(REQUIREMENT): For every line in the data below that contains "style", copy the line.

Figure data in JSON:
━━━━━━━━

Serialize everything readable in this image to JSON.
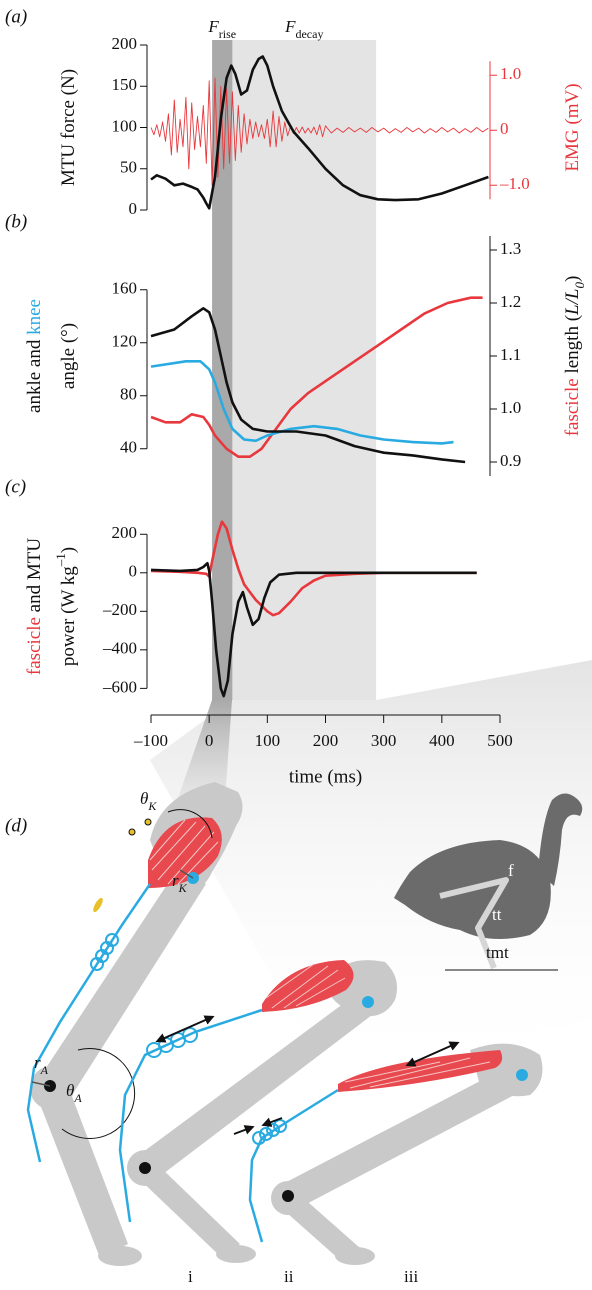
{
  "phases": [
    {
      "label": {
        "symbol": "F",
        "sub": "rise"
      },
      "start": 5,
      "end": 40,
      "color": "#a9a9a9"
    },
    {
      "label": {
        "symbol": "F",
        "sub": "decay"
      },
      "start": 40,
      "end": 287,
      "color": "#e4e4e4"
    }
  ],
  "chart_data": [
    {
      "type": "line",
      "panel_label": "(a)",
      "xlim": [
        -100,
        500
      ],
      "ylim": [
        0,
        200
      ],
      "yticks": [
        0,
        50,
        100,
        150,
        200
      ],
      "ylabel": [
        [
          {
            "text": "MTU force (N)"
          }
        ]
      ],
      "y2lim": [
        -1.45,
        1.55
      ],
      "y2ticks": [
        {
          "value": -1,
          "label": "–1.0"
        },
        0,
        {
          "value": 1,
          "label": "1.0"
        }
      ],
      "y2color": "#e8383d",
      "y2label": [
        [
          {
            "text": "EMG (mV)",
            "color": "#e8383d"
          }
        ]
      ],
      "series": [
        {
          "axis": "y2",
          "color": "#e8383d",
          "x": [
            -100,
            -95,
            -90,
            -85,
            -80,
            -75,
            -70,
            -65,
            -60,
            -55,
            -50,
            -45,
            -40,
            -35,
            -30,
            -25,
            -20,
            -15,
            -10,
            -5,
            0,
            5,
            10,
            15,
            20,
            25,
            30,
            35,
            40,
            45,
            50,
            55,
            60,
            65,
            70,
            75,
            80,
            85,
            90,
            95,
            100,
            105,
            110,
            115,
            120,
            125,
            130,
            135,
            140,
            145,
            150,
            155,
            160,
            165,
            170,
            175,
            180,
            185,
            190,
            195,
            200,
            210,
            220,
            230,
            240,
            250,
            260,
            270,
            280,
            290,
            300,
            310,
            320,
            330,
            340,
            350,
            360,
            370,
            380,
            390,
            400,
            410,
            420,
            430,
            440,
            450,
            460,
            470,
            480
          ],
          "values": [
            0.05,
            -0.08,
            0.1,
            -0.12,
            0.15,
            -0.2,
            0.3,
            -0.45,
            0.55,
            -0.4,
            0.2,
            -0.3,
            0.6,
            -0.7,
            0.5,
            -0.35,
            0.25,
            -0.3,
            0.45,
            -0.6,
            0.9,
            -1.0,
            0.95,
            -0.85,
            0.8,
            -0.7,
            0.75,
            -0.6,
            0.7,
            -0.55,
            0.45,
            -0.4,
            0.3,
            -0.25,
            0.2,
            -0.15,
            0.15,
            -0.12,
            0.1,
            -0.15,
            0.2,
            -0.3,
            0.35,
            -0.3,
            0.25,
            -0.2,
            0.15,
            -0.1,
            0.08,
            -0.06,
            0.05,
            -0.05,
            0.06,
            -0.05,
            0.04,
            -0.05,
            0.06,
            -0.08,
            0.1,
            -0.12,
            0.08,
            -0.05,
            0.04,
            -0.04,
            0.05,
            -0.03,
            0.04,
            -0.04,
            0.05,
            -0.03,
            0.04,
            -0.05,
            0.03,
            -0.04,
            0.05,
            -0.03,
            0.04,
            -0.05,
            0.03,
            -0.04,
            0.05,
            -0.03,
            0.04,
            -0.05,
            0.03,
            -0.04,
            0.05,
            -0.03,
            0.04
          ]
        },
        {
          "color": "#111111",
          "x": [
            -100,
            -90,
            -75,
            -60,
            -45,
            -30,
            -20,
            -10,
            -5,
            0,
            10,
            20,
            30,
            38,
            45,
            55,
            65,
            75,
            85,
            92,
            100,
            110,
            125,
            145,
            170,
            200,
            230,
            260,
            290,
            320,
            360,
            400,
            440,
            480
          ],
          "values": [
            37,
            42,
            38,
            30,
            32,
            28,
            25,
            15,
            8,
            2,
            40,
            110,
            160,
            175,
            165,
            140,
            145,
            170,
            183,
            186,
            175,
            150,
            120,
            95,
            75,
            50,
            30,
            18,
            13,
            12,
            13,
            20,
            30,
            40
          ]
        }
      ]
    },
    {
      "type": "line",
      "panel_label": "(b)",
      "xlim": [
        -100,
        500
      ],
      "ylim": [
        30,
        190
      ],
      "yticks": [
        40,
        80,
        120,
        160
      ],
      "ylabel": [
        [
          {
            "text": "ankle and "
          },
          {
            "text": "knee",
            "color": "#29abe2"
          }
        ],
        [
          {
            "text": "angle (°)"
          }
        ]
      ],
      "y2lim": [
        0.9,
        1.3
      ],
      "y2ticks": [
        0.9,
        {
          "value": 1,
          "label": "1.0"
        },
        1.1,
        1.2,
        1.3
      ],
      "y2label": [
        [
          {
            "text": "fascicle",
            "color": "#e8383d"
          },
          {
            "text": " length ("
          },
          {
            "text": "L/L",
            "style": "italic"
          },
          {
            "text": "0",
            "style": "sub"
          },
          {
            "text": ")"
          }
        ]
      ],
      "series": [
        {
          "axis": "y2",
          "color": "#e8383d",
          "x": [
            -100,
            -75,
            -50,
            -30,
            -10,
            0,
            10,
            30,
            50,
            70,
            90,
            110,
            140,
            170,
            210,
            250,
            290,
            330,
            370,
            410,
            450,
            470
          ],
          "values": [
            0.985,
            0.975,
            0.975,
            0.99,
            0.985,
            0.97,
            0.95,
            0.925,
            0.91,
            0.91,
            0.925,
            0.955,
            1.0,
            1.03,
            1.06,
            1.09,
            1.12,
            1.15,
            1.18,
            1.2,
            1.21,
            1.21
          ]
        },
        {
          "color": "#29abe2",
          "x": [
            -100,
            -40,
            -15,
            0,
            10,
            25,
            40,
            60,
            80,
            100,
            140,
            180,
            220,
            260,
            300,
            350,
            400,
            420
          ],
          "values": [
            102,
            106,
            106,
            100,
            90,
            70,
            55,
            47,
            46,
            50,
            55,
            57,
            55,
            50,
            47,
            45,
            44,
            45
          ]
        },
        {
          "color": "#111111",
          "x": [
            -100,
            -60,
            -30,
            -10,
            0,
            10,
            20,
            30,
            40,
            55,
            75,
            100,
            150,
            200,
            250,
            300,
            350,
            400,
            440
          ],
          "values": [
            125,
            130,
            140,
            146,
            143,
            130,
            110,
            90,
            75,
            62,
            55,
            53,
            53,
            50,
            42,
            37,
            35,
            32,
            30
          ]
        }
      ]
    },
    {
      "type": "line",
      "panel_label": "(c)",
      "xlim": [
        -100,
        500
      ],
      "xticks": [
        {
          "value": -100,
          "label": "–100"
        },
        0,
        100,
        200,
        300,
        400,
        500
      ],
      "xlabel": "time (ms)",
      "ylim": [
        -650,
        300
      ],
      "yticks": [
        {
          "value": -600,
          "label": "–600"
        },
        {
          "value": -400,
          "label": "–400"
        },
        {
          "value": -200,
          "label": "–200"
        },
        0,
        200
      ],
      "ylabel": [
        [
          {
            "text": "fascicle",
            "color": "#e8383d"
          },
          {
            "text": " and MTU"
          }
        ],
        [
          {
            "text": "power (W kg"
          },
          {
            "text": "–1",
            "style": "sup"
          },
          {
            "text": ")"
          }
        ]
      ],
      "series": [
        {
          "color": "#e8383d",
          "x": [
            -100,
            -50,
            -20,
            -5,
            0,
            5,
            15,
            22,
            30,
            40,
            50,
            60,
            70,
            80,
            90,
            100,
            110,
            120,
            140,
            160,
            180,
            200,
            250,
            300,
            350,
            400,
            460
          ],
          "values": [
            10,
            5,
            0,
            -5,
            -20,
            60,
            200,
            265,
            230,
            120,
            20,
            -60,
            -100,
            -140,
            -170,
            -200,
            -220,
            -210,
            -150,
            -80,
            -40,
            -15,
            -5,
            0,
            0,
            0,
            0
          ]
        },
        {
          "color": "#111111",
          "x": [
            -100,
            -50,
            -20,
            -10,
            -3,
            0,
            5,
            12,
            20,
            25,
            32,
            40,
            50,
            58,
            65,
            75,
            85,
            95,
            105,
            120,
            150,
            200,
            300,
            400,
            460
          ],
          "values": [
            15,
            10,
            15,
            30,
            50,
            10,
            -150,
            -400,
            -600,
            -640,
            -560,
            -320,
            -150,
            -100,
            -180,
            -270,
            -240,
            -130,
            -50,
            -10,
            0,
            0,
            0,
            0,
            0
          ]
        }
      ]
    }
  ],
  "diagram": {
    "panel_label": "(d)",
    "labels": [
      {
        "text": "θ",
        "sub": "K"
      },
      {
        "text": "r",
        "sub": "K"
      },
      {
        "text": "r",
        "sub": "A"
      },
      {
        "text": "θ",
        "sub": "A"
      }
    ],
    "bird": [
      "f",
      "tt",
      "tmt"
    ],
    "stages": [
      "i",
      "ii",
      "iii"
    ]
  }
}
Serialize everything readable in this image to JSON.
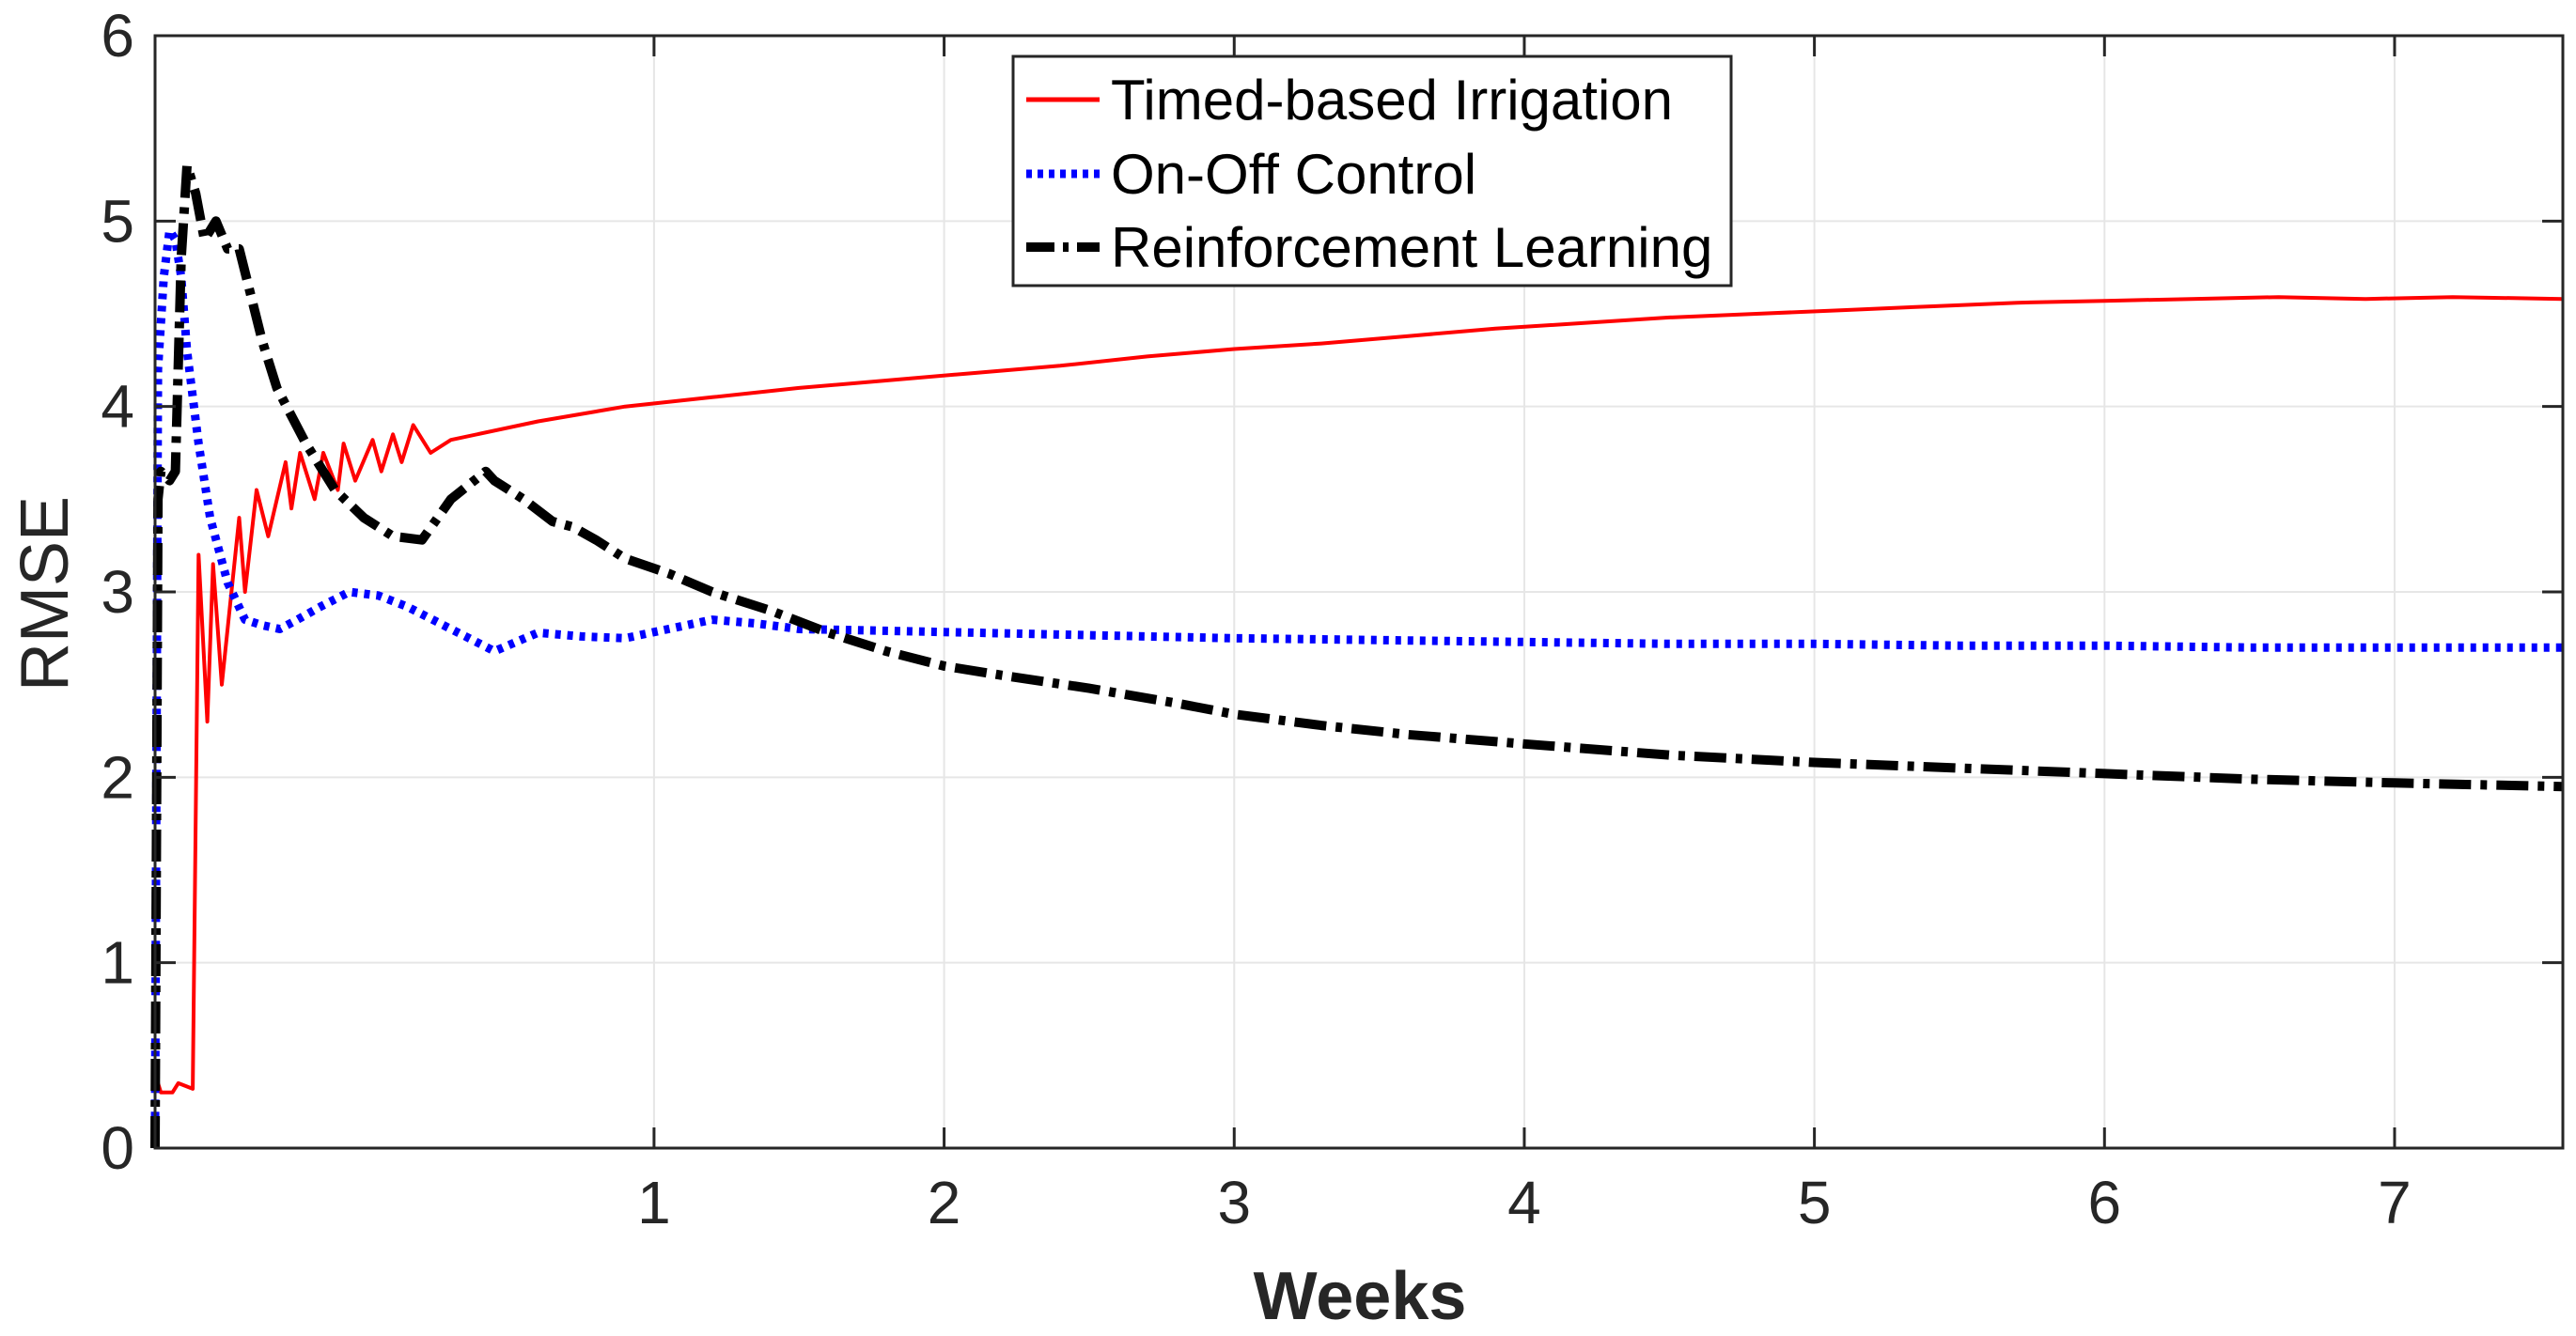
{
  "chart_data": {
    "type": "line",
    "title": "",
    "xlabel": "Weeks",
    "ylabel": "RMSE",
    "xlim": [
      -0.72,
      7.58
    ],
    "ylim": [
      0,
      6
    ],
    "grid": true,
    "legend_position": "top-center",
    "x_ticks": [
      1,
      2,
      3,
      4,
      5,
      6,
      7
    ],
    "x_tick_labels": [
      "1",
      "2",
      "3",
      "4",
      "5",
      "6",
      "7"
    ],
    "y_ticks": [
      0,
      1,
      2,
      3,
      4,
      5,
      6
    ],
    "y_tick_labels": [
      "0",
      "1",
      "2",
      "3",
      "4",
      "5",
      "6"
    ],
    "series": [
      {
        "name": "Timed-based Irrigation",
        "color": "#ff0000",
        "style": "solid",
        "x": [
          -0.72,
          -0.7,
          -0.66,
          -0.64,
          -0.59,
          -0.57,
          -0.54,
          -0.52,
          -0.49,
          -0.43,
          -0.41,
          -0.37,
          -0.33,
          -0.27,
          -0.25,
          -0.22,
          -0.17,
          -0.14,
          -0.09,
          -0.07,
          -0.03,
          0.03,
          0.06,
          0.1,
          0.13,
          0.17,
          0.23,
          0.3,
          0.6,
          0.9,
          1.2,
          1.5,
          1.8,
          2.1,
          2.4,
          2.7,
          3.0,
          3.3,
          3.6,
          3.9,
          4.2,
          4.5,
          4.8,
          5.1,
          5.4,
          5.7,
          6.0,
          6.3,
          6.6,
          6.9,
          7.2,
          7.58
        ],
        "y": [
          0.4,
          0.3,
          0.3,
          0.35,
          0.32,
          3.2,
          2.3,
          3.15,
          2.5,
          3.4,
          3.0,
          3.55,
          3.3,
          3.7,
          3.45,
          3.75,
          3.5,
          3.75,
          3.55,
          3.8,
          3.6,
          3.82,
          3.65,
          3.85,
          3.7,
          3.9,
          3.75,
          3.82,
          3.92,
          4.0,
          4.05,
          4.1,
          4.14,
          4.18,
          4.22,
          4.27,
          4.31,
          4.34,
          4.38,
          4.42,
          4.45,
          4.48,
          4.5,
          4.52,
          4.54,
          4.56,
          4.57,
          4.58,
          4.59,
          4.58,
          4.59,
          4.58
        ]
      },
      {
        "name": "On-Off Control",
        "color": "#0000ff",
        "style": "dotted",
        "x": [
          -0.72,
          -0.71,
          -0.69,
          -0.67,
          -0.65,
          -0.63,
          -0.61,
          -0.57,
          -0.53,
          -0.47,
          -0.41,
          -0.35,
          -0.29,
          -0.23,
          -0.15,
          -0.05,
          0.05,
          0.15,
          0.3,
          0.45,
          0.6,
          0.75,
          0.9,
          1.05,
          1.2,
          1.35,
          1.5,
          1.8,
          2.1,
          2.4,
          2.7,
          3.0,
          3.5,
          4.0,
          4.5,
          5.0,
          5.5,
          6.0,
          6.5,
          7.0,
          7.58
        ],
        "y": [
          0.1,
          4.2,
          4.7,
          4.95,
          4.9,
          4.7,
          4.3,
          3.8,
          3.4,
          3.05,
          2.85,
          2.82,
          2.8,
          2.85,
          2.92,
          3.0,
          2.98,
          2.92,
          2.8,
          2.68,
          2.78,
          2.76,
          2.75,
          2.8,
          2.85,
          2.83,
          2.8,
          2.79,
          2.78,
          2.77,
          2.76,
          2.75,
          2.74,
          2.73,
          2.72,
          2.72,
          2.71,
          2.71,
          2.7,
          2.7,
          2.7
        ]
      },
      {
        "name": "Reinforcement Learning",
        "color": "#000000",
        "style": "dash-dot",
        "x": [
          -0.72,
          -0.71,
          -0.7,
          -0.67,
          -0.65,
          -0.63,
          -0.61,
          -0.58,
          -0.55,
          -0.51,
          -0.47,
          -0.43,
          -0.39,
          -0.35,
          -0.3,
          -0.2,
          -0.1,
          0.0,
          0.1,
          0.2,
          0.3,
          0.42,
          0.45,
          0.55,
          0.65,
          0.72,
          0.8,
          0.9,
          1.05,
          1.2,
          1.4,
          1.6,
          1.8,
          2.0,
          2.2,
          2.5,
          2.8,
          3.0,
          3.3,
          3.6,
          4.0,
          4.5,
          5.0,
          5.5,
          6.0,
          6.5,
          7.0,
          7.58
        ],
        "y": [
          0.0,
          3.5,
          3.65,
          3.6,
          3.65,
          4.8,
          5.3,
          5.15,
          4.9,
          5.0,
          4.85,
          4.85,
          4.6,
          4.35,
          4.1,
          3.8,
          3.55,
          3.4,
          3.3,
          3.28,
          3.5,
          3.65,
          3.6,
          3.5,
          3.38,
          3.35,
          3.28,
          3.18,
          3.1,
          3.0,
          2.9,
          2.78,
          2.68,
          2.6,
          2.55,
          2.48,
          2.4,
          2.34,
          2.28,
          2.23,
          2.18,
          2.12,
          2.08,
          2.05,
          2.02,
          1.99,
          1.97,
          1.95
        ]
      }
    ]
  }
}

━━━━━━━━

(ANSWER BELOW):
            "style": "italic"
            "style": "sub"
            "style": "sup"
        "style": "solid",
        "style": "dotted",
        "style": "dash-dot",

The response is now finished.